> [STATED GOAL]:
Transcribe every line of the records verbatim.

> [Figure contents as structured data]:
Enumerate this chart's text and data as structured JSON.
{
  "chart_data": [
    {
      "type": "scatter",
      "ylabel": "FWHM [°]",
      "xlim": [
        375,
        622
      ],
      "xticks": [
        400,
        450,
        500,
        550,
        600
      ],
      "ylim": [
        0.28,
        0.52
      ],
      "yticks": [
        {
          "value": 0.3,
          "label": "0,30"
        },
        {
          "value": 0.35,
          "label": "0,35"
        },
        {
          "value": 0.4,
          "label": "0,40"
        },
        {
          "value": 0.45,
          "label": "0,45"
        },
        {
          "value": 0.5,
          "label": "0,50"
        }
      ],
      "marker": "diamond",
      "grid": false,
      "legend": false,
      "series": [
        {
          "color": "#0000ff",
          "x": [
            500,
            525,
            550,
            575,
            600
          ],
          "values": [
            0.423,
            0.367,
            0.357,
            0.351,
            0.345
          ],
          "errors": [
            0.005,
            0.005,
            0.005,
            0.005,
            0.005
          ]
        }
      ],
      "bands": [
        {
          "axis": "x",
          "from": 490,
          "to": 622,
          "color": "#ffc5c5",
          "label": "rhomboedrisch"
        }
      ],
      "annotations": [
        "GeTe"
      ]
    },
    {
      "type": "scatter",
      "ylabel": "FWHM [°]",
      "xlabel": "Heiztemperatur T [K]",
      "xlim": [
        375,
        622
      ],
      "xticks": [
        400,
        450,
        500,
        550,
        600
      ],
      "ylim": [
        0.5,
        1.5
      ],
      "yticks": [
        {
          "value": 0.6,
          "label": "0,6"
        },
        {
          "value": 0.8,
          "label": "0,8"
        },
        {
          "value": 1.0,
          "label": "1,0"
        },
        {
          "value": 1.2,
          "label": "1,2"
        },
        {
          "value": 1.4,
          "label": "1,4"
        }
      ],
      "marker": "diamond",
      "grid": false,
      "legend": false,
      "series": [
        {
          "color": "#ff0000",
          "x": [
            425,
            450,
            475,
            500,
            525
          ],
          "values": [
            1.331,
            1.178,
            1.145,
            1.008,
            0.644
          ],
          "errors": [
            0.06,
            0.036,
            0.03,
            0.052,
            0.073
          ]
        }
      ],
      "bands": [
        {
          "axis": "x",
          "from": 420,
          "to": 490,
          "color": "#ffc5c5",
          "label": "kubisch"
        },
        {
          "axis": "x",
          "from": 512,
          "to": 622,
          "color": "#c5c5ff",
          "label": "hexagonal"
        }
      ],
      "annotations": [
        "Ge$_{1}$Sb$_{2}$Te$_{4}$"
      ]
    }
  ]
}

> [THE ANSWER]:
Enumerate this chart's text and data as structured JSON.
{
  "chart_data": [
    {
      "type": "scatter",
      "ylabel": "FWHM [°]",
      "xlim": [
        375,
        622
      ],
      "xticks": [
        400,
        450,
        500,
        550,
        600
      ],
      "ylim": [
        0.28,
        0.52
      ],
      "yticks": [
        {
          "value": 0.3,
          "label": "0,30"
        },
        {
          "value": 0.35,
          "label": "0,35"
        },
        {
          "value": 0.4,
          "label": "0,40"
        },
        {
          "value": 0.45,
          "label": "0,45"
        },
        {
          "value": 0.5,
          "label": "0,50"
        }
      ],
      "marker": "diamond",
      "grid": false,
      "legend": false,
      "series": [
        {
          "color": "#0000ff",
          "x": [
            500,
            525,
            550,
            575,
            600
          ],
          "values": [
            0.423,
            0.367,
            0.357,
            0.351,
            0.345
          ],
          "errors": [
            0.005,
            0.005,
            0.005,
            0.005,
            0.005
          ]
        }
      ],
      "bands": [
        {
          "axis": "x",
          "from": 490,
          "to": 622,
          "color": "#ffc5c5",
          "label": "rhomboedrisch"
        }
      ],
      "annotations": [
        "GeTe"
      ]
    },
    {
      "type": "scatter",
      "ylabel": "FWHM [°]",
      "xlabel": "Heiztemperatur T [K]",
      "xlim": [
        375,
        622
      ],
      "xticks": [
        400,
        450,
        500,
        550,
        600
      ],
      "ylim": [
        0.5,
        1.5
      ],
      "yticks": [
        {
          "value": 0.6,
          "label": "0,6"
        },
        {
          "value": 0.8,
          "label": "0,8"
        },
        {
          "value": 1.0,
          "label": "1,0"
        },
        {
          "value": 1.2,
          "label": "1,2"
        },
        {
          "value": 1.4,
          "label": "1,4"
        }
      ],
      "marker": "diamond",
      "grid": false,
      "legend": false,
      "series": [
        {
          "color": "#ff0000",
          "x": [
            425,
            450,
            475,
            500,
            525
          ],
          "values": [
            1.331,
            1.178,
            1.145,
            1.008,
            0.644
          ],
          "errors": [
            0.06,
            0.036,
            0.03,
            0.052,
            0.073
          ]
        }
      ],
      "bands": [
        {
          "axis": "x",
          "from": 420,
          "to": 490,
          "color": "#ffc5c5",
          "label": "kubisch"
        },
        {
          "axis": "x",
          "from": 512,
          "to": 622,
          "color": "#c5c5ff",
          "label": "hexagonal"
        }
      ],
      "annotations": [
        "Ge$_{1}$Sb$_{2}$Te$_{4}$"
      ]
    }
  ]
}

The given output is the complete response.